**Direction**
Tally the lines that contain the string "Reporting" and state that total without comment.

**Data shown**
━━━━━━━━━━━━━━━━━━━━

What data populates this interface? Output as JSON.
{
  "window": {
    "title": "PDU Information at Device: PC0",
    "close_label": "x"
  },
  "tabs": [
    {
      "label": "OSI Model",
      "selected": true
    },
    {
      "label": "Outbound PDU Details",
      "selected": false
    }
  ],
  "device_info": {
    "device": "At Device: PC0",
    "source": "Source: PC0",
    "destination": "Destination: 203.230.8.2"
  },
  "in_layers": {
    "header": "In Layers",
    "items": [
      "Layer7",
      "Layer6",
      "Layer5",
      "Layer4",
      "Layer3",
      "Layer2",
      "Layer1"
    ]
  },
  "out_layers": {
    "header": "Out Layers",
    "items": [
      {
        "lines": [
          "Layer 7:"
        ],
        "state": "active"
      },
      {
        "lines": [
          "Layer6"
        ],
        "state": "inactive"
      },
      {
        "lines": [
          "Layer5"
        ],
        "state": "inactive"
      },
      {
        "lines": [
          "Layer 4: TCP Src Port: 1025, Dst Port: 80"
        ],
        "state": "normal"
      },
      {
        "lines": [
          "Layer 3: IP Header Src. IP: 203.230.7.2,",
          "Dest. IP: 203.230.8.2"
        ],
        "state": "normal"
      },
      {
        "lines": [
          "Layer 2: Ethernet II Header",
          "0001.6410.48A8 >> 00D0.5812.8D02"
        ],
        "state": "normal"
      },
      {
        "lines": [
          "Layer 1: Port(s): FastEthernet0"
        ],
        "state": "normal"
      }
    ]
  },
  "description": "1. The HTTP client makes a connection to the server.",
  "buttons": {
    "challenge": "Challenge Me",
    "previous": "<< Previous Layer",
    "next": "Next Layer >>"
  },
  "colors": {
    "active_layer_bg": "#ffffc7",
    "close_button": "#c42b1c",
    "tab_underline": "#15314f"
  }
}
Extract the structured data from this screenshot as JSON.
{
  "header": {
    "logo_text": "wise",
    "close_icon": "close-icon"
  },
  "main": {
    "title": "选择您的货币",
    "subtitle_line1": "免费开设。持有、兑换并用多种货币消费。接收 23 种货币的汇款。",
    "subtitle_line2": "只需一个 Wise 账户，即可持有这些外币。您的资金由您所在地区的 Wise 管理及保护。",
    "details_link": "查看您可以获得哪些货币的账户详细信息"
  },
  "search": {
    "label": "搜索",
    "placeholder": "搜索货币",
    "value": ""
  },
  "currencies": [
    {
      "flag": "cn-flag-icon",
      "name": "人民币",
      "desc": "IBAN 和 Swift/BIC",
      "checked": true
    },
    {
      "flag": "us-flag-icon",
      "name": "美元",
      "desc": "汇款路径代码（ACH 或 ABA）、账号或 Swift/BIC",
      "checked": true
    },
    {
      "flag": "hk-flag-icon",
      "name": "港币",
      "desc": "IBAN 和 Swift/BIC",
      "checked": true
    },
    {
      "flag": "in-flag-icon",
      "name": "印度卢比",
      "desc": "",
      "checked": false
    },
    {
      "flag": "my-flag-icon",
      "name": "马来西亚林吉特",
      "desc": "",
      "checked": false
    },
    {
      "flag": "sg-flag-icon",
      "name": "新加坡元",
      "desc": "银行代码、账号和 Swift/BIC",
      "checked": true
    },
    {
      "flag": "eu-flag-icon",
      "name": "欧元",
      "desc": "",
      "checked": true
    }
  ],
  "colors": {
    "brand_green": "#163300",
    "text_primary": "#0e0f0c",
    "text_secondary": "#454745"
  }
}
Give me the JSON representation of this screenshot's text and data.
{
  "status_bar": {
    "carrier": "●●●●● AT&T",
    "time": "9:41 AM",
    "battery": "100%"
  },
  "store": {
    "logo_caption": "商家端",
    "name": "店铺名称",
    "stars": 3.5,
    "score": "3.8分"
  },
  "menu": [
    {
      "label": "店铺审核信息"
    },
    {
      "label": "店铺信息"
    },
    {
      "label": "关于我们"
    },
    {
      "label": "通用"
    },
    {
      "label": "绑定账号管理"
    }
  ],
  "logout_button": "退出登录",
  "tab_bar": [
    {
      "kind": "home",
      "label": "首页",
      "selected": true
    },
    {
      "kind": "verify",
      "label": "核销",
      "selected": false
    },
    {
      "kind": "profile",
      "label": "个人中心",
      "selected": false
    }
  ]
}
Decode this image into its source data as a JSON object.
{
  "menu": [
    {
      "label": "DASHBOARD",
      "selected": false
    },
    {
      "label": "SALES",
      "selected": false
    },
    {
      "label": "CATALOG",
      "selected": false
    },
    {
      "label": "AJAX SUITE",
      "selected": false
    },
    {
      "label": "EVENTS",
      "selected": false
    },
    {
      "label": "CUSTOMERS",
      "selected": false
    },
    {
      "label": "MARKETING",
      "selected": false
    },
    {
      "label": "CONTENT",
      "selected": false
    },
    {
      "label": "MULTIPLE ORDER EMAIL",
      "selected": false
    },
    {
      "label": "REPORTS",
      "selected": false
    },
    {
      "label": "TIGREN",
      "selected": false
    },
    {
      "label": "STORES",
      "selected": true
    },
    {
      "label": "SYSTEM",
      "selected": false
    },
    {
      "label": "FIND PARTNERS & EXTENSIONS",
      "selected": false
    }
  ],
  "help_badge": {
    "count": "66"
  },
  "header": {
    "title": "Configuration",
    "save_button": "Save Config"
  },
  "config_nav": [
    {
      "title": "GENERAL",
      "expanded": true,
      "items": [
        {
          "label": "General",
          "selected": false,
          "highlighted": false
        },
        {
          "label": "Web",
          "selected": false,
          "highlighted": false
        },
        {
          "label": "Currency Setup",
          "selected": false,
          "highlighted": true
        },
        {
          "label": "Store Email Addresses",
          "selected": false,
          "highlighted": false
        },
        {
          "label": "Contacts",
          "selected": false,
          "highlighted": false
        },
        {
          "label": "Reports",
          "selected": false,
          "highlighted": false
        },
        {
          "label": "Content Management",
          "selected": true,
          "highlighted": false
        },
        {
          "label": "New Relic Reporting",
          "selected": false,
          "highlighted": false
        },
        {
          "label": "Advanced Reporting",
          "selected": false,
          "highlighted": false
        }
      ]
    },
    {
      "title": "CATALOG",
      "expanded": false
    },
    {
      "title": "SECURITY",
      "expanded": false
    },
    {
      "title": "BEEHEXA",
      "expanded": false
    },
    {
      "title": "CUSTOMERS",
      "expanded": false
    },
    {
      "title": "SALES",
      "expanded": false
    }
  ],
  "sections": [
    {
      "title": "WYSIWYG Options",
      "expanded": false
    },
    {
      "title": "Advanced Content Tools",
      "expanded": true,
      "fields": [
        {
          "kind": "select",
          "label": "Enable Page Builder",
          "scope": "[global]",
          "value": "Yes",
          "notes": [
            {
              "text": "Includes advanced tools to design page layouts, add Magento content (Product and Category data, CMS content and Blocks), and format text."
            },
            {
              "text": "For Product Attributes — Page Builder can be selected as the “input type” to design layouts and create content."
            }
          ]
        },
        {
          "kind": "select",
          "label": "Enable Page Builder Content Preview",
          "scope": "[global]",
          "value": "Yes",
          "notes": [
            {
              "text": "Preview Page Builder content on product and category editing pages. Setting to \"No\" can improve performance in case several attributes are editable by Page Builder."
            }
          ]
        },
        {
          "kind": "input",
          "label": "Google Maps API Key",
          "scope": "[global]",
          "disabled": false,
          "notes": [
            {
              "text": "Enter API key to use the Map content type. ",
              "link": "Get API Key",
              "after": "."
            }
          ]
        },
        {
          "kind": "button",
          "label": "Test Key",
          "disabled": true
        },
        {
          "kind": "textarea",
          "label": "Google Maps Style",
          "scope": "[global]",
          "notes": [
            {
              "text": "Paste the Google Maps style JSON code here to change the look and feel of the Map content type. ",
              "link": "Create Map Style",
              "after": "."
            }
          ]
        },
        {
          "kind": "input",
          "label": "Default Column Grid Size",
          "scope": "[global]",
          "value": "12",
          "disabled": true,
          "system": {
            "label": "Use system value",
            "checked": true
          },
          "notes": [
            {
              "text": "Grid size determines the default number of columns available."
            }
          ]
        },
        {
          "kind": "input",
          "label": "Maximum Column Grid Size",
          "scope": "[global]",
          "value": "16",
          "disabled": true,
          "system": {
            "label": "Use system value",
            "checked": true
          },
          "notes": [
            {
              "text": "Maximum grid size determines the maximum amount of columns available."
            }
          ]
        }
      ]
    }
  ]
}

━━━━━━━━━━━━━━━━━━━━

**Written answer**
2